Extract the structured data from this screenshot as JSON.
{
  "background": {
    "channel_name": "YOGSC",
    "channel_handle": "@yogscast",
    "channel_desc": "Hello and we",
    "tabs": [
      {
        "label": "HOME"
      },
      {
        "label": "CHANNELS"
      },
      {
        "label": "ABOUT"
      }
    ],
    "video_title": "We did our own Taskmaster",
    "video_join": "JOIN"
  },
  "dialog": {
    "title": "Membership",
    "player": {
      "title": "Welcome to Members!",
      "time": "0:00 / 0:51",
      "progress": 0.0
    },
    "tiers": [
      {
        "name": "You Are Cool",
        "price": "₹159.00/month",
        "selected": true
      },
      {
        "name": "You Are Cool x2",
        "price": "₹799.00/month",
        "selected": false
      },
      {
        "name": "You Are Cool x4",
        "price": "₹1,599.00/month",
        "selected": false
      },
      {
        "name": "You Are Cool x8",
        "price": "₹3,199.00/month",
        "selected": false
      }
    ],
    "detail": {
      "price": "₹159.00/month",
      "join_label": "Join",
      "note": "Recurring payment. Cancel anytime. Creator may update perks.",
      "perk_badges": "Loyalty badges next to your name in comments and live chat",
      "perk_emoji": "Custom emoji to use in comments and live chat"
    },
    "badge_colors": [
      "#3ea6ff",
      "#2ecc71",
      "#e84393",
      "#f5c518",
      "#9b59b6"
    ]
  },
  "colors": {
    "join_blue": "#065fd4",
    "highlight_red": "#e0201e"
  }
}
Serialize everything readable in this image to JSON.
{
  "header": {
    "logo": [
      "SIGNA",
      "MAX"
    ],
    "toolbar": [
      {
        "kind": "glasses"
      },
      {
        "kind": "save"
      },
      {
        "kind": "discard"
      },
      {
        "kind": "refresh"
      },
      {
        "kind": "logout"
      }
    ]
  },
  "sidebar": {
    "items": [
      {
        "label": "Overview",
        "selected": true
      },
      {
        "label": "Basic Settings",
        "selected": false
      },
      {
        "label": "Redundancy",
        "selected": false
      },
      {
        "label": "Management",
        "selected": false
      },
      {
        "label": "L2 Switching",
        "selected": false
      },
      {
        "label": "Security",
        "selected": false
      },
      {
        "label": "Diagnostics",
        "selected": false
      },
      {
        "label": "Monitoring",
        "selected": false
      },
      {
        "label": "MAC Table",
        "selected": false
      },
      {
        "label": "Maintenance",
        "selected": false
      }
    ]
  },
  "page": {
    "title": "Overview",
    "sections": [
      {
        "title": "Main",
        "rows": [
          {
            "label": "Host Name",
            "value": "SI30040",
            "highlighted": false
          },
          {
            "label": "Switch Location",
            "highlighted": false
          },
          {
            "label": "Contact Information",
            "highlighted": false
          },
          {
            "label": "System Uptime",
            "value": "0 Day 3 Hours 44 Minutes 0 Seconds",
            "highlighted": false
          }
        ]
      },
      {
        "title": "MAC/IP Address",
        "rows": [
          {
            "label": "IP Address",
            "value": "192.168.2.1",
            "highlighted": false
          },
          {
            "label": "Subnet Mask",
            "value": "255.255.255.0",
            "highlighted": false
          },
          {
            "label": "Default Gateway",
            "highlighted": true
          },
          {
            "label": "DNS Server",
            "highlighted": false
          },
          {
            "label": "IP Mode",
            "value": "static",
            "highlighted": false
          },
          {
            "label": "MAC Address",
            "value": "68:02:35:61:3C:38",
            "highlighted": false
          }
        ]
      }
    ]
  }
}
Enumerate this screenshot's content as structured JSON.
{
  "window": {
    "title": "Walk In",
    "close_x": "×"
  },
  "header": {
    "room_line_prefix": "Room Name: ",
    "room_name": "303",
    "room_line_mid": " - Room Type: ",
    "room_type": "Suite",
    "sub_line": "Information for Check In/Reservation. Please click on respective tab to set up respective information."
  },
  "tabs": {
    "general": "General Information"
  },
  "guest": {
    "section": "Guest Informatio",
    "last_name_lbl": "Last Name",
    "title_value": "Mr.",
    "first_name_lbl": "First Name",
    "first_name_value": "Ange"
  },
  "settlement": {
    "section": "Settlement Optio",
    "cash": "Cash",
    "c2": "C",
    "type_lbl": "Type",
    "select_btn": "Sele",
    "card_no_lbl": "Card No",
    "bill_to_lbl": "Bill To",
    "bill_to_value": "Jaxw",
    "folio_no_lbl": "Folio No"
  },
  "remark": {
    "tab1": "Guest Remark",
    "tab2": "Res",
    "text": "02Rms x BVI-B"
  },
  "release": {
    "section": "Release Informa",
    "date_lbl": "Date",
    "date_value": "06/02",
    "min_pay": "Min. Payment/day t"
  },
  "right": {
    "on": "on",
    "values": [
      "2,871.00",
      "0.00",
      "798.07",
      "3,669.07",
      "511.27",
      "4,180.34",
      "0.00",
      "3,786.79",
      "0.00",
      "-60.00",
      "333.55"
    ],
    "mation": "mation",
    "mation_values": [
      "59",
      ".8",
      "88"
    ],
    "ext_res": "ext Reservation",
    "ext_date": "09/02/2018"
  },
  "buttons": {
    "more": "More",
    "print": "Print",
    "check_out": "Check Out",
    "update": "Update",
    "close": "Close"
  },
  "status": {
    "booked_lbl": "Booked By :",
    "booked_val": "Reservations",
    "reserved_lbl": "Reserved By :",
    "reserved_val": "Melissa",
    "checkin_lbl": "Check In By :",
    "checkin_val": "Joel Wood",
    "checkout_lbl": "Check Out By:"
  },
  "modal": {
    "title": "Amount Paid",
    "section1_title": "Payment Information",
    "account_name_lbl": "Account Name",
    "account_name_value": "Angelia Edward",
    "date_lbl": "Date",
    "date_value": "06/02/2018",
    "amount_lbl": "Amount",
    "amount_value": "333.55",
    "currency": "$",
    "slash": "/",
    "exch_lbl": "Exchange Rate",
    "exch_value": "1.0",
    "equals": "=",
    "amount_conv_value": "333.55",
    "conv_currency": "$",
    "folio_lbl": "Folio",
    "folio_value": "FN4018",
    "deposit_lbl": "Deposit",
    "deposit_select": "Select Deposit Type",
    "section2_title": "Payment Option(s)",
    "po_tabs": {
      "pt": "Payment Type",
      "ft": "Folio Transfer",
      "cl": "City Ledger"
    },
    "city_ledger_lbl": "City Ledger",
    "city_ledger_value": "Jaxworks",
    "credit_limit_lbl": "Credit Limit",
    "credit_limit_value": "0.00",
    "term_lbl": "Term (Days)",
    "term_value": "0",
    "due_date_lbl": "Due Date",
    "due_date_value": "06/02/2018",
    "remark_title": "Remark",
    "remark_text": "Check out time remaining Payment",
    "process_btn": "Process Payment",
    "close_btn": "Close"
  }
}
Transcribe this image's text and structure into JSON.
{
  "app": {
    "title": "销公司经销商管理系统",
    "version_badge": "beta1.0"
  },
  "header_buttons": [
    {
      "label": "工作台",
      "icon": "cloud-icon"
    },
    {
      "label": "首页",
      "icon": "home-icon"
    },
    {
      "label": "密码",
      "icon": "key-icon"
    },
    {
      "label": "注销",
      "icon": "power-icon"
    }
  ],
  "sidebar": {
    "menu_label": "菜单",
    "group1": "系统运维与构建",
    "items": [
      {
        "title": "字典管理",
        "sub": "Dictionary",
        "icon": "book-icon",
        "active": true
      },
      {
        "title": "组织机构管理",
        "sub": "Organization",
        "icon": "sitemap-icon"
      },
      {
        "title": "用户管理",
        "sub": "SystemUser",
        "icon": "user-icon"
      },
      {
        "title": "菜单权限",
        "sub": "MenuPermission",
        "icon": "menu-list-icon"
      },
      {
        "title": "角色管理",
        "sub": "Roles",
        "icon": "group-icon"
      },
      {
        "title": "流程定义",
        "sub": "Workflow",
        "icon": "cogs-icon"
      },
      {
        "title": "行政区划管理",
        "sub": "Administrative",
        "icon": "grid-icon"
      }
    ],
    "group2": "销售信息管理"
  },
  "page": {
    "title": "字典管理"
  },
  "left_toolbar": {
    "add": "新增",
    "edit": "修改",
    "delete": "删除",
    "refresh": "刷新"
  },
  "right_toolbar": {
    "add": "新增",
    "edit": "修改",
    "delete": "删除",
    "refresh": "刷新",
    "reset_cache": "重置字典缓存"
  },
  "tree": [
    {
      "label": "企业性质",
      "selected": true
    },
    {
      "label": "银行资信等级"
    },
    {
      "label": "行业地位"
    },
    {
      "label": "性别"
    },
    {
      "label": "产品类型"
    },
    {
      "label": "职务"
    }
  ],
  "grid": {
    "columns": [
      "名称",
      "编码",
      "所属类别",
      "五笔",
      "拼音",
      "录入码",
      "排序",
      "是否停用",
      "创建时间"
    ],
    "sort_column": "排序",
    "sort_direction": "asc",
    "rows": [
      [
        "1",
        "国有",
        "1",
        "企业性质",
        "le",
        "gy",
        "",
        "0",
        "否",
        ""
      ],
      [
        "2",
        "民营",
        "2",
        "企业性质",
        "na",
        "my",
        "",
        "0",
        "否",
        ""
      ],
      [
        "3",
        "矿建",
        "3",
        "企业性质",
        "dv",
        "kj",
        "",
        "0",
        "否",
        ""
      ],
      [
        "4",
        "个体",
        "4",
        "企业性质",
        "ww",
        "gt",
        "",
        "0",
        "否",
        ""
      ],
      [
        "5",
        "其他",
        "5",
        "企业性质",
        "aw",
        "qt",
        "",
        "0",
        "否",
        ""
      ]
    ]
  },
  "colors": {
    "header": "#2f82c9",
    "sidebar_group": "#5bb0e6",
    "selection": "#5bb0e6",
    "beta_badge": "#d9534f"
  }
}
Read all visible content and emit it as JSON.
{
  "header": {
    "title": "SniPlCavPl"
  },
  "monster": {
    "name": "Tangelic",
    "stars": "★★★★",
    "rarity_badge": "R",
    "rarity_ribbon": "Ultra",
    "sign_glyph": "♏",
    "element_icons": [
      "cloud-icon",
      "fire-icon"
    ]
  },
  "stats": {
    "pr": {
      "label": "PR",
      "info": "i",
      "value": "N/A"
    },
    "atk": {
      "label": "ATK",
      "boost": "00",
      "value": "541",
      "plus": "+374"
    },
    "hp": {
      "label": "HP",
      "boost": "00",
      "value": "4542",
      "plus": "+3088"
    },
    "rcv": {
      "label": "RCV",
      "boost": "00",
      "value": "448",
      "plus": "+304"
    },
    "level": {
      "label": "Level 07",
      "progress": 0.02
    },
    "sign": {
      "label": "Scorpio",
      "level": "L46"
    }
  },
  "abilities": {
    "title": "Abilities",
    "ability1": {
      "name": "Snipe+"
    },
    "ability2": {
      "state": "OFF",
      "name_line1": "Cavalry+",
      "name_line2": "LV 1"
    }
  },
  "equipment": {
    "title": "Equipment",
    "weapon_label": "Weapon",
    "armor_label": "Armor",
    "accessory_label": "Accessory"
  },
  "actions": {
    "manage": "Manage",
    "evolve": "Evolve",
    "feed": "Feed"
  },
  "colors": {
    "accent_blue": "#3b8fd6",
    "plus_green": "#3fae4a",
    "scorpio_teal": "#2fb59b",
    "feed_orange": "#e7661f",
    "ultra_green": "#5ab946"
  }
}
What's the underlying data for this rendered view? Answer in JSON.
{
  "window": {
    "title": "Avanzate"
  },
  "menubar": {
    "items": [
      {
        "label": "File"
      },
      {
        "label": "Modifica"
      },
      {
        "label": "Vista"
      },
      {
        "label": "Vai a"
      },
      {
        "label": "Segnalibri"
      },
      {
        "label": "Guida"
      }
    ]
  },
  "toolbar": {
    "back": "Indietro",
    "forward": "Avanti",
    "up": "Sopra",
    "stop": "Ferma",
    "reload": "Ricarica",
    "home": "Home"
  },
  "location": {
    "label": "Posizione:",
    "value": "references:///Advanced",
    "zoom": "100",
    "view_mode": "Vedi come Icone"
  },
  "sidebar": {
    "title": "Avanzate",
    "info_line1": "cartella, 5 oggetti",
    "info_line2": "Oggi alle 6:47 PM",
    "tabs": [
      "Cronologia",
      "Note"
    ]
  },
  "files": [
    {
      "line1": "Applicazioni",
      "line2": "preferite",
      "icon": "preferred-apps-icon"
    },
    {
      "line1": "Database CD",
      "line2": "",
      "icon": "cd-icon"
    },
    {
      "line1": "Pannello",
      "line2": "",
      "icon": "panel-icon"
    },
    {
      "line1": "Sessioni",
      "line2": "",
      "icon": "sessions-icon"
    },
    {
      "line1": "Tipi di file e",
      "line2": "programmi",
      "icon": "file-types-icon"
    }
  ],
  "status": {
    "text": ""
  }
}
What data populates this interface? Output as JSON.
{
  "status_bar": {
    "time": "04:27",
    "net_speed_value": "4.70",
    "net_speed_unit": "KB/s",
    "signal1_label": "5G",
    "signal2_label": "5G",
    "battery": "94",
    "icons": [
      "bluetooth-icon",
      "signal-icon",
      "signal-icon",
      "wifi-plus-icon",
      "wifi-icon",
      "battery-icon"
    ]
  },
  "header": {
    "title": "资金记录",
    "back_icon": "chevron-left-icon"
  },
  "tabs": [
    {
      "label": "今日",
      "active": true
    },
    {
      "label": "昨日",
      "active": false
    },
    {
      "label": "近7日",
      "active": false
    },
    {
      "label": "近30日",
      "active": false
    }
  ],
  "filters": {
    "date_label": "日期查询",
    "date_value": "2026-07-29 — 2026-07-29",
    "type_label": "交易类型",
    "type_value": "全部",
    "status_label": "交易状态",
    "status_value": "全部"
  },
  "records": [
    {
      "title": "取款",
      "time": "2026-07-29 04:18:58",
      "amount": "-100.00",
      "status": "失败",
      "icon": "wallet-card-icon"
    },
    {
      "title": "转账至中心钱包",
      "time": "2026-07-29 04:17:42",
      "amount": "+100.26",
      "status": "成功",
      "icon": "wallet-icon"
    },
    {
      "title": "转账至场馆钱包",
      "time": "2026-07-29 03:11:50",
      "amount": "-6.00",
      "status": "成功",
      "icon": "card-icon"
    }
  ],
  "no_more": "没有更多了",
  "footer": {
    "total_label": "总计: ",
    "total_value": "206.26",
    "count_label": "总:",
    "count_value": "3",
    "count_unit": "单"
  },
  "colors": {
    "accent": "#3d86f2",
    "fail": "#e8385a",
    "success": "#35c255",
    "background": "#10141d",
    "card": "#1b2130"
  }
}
○ ○ ○ ○
### Task details
Determine the number of lines in the data that contain "month" as a word or string, and state only that number.

### Written solution
5